▶ _What this task involves_: Look for the word "type" in the records, and copy each line where it appears.

Stored records
--

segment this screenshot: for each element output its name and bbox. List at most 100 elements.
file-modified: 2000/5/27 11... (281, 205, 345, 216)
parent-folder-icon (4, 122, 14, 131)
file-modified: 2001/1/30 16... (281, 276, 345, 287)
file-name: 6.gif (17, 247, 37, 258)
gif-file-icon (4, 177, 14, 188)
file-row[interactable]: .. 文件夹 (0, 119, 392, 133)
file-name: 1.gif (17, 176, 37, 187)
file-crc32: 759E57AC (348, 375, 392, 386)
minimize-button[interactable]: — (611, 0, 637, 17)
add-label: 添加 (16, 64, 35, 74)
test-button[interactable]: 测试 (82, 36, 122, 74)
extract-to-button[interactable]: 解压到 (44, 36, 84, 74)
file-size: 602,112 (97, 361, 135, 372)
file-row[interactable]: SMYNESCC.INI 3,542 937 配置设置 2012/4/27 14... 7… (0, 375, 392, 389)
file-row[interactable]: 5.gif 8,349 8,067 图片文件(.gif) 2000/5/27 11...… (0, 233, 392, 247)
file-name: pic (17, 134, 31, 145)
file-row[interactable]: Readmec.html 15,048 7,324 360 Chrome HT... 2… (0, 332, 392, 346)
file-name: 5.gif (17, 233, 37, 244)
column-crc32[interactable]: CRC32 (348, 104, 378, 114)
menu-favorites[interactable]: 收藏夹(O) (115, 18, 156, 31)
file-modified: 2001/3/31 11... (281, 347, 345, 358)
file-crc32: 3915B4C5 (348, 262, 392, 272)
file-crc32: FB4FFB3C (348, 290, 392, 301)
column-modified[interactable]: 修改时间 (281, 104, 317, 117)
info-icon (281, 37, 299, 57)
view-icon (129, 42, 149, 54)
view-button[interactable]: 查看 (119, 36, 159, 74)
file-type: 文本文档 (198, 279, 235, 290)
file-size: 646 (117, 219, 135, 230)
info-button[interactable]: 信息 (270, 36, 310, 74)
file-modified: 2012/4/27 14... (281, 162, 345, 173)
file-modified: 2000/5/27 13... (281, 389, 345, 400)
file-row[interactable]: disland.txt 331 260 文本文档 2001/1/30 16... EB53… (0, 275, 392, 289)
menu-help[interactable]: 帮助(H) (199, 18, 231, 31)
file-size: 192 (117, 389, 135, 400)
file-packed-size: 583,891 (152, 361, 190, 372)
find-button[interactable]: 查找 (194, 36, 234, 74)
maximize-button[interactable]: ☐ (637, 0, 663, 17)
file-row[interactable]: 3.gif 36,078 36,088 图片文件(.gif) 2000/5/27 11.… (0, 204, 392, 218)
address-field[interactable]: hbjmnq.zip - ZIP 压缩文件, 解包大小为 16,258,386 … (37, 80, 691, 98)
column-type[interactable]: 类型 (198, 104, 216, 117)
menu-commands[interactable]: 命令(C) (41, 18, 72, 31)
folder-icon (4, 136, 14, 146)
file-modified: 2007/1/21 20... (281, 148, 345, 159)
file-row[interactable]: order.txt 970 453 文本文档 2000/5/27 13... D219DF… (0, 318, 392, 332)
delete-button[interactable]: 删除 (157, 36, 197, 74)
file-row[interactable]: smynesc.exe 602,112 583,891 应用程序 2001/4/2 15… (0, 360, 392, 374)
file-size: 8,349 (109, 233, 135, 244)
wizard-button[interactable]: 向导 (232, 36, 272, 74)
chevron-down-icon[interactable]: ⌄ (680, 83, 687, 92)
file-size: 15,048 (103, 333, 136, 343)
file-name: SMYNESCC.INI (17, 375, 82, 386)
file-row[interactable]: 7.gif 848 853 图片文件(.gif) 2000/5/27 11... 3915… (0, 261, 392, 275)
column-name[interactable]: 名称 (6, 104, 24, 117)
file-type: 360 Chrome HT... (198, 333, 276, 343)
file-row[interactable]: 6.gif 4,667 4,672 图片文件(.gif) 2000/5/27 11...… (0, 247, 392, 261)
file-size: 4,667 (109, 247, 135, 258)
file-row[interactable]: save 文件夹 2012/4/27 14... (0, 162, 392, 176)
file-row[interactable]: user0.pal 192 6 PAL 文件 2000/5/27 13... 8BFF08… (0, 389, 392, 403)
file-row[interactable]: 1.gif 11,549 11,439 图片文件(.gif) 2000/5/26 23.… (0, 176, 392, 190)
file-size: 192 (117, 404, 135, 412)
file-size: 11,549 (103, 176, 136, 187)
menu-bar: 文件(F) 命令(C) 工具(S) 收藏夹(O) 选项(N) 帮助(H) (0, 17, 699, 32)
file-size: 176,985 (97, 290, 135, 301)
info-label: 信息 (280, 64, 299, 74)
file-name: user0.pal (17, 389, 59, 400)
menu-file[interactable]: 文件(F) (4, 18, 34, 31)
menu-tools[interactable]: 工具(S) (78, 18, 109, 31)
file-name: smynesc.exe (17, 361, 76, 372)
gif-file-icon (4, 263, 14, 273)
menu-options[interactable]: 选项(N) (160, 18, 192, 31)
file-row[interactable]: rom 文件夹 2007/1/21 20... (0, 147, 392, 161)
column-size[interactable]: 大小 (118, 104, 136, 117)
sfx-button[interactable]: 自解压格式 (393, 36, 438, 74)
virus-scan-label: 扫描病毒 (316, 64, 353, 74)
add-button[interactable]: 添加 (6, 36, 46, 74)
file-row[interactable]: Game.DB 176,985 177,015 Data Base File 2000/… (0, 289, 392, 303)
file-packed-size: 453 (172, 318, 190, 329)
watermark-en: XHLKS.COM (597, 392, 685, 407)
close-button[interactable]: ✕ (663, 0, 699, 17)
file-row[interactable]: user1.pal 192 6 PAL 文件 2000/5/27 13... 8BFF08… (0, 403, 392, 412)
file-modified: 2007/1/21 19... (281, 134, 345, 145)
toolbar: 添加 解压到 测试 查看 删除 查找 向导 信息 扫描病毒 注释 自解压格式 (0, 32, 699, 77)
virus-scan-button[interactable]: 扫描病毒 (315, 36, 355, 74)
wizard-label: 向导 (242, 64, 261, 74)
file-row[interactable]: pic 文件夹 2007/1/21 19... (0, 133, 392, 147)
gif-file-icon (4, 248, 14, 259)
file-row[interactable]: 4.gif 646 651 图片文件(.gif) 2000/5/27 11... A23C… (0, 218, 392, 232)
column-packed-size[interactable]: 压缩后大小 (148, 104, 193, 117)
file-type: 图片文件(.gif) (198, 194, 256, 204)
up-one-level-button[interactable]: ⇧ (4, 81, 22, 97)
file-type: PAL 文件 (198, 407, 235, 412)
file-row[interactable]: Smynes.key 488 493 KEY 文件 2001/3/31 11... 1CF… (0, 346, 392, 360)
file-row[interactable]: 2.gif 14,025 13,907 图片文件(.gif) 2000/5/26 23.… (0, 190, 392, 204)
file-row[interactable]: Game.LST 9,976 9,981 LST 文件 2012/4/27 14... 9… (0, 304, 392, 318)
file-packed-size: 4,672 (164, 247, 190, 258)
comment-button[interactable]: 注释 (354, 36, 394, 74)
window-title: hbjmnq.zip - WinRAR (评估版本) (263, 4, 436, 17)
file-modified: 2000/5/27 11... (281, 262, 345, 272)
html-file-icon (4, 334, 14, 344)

--

▶ _Answer_:
file-type: 文本文档 (198, 279, 235, 290)
column-type[interactable]: 类型 (198, 104, 216, 117)
file-type: 360 Chrome HT... (198, 333, 276, 343)
file-type: 图片文件(.gif) (198, 194, 256, 204)
file-type: PAL 文件 (198, 407, 235, 412)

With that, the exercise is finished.